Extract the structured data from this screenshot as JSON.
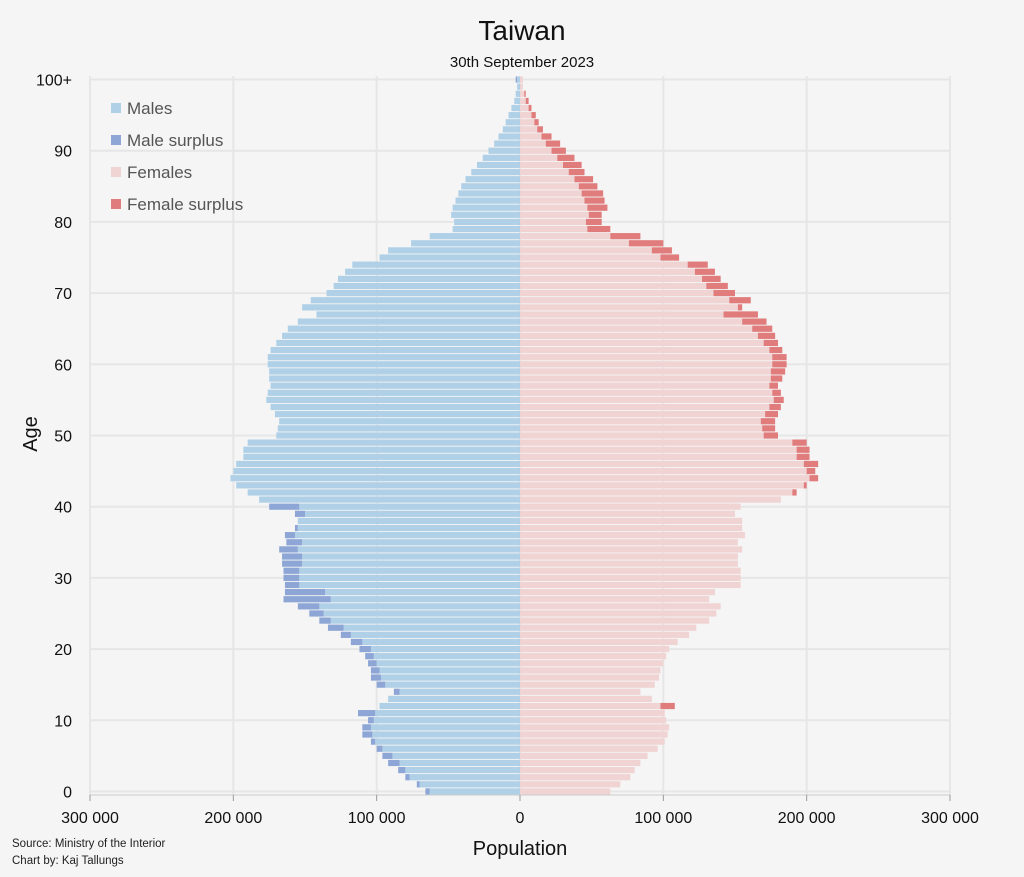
{
  "chart_data": {
    "type": "bar",
    "title": "Taiwan",
    "subtitle": "30th September 2023",
    "xlabel": "Population",
    "ylabel": "Age",
    "xlim": [
      -300000,
      300000
    ],
    "ylim": [
      0,
      100
    ],
    "x_ticks": [
      -300000,
      -200000,
      -100000,
      0,
      100000,
      200000,
      300000
    ],
    "x_tick_labels": [
      "300 000",
      "200 000",
      "100 000",
      "0",
      "100 000",
      "200 000",
      "300 000"
    ],
    "y_ticks": [
      0,
      10,
      20,
      30,
      40,
      50,
      60,
      70,
      80,
      90,
      100
    ],
    "y_tick_labels": [
      "0",
      "10",
      "20",
      "30",
      "40",
      "50",
      "60",
      "70",
      "80",
      "90",
      "100+"
    ],
    "grid": true,
    "legend_position": "top-left",
    "series_names": [
      "Males",
      "Male surplus",
      "Females",
      "Female surplus"
    ],
    "colors": {
      "males": "#afd0e7",
      "male_surplus": "#8da6d6",
      "females": "#f0d3d3",
      "female_surplus": "#e07c7c",
      "grid": "#e6e6e6",
      "background": "#f5f5f5"
    },
    "ages": [
      0,
      1,
      2,
      3,
      4,
      5,
      6,
      7,
      8,
      9,
      10,
      11,
      12,
      13,
      14,
      15,
      16,
      17,
      18,
      19,
      20,
      21,
      22,
      23,
      24,
      25,
      26,
      27,
      28,
      29,
      30,
      31,
      32,
      33,
      34,
      35,
      36,
      37,
      38,
      39,
      40,
      41,
      42,
      43,
      44,
      45,
      46,
      47,
      48,
      49,
      50,
      51,
      52,
      53,
      54,
      55,
      56,
      57,
      58,
      59,
      60,
      61,
      62,
      63,
      64,
      65,
      66,
      67,
      68,
      69,
      70,
      71,
      72,
      73,
      74,
      75,
      76,
      77,
      78,
      79,
      80,
      81,
      82,
      83,
      84,
      85,
      86,
      87,
      88,
      89,
      90,
      91,
      92,
      93,
      94,
      95,
      96,
      97,
      98,
      99,
      100
    ],
    "males": [
      66000,
      72000,
      80000,
      85000,
      92000,
      96000,
      100000,
      104000,
      110000,
      110000,
      106000,
      113000,
      98000,
      92000,
      88000,
      100000,
      104000,
      104000,
      106000,
      108000,
      112000,
      118000,
      125000,
      134000,
      140000,
      147000,
      155000,
      165000,
      164000,
      164000,
      165000,
      165000,
      166000,
      166000,
      168000,
      163000,
      164000,
      157000,
      155000,
      157000,
      175000,
      182000,
      190000,
      198000,
      202000,
      200000,
      198000,
      193000,
      193000,
      190000,
      170000,
      169000,
      168000,
      171000,
      174000,
      177000,
      176000,
      174000,
      175000,
      175000,
      176000,
      176000,
      174000,
      170000,
      166000,
      162000,
      155000,
      142000,
      152000,
      146000,
      135000,
      130000,
      127000,
      122000,
      117000,
      98000,
      92000,
      76000,
      63000,
      47000,
      46000,
      48000,
      47000,
      45000,
      43000,
      41000,
      38000,
      34000,
      30000,
      26000,
      22000,
      18000,
      15000,
      12000,
      10000,
      8000,
      6000,
      4000,
      3000,
      2000,
      3000
    ],
    "females": [
      63000,
      70000,
      77000,
      80000,
      84000,
      89000,
      96000,
      101000,
      103000,
      104000,
      102000,
      101000,
      108000,
      92000,
      84000,
      94000,
      97000,
      98000,
      100000,
      102000,
      104000,
      110000,
      118000,
      123000,
      132000,
      137000,
      140000,
      132000,
      136000,
      154000,
      154000,
      154000,
      152000,
      152000,
      155000,
      152000,
      157000,
      155000,
      155000,
      150000,
      154000,
      182000,
      193000,
      200000,
      208000,
      206000,
      208000,
      202000,
      202000,
      200000,
      180000,
      178000,
      178000,
      180000,
      182000,
      184000,
      182000,
      180000,
      183000,
      185000,
      186000,
      186000,
      183000,
      180000,
      178000,
      176000,
      172000,
      166000,
      155000,
      161000,
      150000,
      145000,
      140000,
      136000,
      131000,
      111000,
      106000,
      100000,
      84000,
      63000,
      57000,
      57000,
      61000,
      59000,
      58000,
      54000,
      51000,
      45000,
      43000,
      38000,
      32000,
      28000,
      22000,
      16000,
      13000,
      11000,
      8000,
      6000,
      4000,
      2000,
      2000
    ],
    "source_text": "Source: Ministry of the Interior",
    "credit_text": "Chart by: Kaj Tallungs"
  }
}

● **TASK REQUIREMENTS**
Each record above must be returned exactly as written, with its pictures omitted.

● **SOLUTION**
Extract the structured data from this screenshot as JSON.
{
  "chart_data": {
    "type": "bar",
    "title": "Taiwan",
    "subtitle": "30th September 2023",
    "xlabel": "Population",
    "ylabel": "Age",
    "xlim": [
      -300000,
      300000
    ],
    "ylim": [
      0,
      100
    ],
    "x_ticks": [
      -300000,
      -200000,
      -100000,
      0,
      100000,
      200000,
      300000
    ],
    "x_tick_labels": [
      "300 000",
      "200 000",
      "100 000",
      "0",
      "100 000",
      "200 000",
      "300 000"
    ],
    "y_ticks": [
      0,
      10,
      20,
      30,
      40,
      50,
      60,
      70,
      80,
      90,
      100
    ],
    "y_tick_labels": [
      "0",
      "10",
      "20",
      "30",
      "40",
      "50",
      "60",
      "70",
      "80",
      "90",
      "100+"
    ],
    "grid": true,
    "legend_position": "top-left",
    "series_names": [
      "Males",
      "Male surplus",
      "Females",
      "Female surplus"
    ],
    "colors": {
      "males": "#afd0e7",
      "male_surplus": "#8da6d6",
      "females": "#f0d3d3",
      "female_surplus": "#e07c7c",
      "grid": "#e6e6e6",
      "background": "#f5f5f5"
    },
    "ages": [
      0,
      1,
      2,
      3,
      4,
      5,
      6,
      7,
      8,
      9,
      10,
      11,
      12,
      13,
      14,
      15,
      16,
      17,
      18,
      19,
      20,
      21,
      22,
      23,
      24,
      25,
      26,
      27,
      28,
      29,
      30,
      31,
      32,
      33,
      34,
      35,
      36,
      37,
      38,
      39,
      40,
      41,
      42,
      43,
      44,
      45,
      46,
      47,
      48,
      49,
      50,
      51,
      52,
      53,
      54,
      55,
      56,
      57,
      58,
      59,
      60,
      61,
      62,
      63,
      64,
      65,
      66,
      67,
      68,
      69,
      70,
      71,
      72,
      73,
      74,
      75,
      76,
      77,
      78,
      79,
      80,
      81,
      82,
      83,
      84,
      85,
      86,
      87,
      88,
      89,
      90,
      91,
      92,
      93,
      94,
      95,
      96,
      97,
      98,
      99,
      100
    ],
    "males": [
      66000,
      72000,
      80000,
      85000,
      92000,
      96000,
      100000,
      104000,
      110000,
      110000,
      106000,
      113000,
      98000,
      92000,
      88000,
      100000,
      104000,
      104000,
      106000,
      108000,
      112000,
      118000,
      125000,
      134000,
      140000,
      147000,
      155000,
      165000,
      164000,
      164000,
      165000,
      165000,
      166000,
      166000,
      168000,
      163000,
      164000,
      157000,
      155000,
      157000,
      175000,
      182000,
      190000,
      198000,
      202000,
      200000,
      198000,
      193000,
      193000,
      190000,
      170000,
      169000,
      168000,
      171000,
      174000,
      177000,
      176000,
      174000,
      175000,
      175000,
      176000,
      176000,
      174000,
      170000,
      166000,
      162000,
      155000,
      142000,
      152000,
      146000,
      135000,
      130000,
      127000,
      122000,
      117000,
      98000,
      92000,
      76000,
      63000,
      47000,
      46000,
      48000,
      47000,
      45000,
      43000,
      41000,
      38000,
      34000,
      30000,
      26000,
      22000,
      18000,
      15000,
      12000,
      10000,
      8000,
      6000,
      4000,
      3000,
      2000,
      3000
    ],
    "females": [
      63000,
      70000,
      77000,
      80000,
      84000,
      89000,
      96000,
      101000,
      103000,
      104000,
      102000,
      101000,
      108000,
      92000,
      84000,
      94000,
      97000,
      98000,
      100000,
      102000,
      104000,
      110000,
      118000,
      123000,
      132000,
      137000,
      140000,
      132000,
      136000,
      154000,
      154000,
      154000,
      152000,
      152000,
      155000,
      152000,
      157000,
      155000,
      155000,
      150000,
      154000,
      182000,
      193000,
      200000,
      208000,
      206000,
      208000,
      202000,
      202000,
      200000,
      180000,
      178000,
      178000,
      180000,
      182000,
      184000,
      182000,
      180000,
      183000,
      185000,
      186000,
      186000,
      183000,
      180000,
      178000,
      176000,
      172000,
      166000,
      155000,
      161000,
      150000,
      145000,
      140000,
      136000,
      131000,
      111000,
      106000,
      100000,
      84000,
      63000,
      57000,
      57000,
      61000,
      59000,
      58000,
      54000,
      51000,
      45000,
      43000,
      38000,
      32000,
      28000,
      22000,
      16000,
      13000,
      11000,
      8000,
      6000,
      4000,
      2000,
      2000
    ],
    "source_text": "Source: Ministry of the Interior",
    "credit_text": "Chart by: Kaj Tallungs"
  }
}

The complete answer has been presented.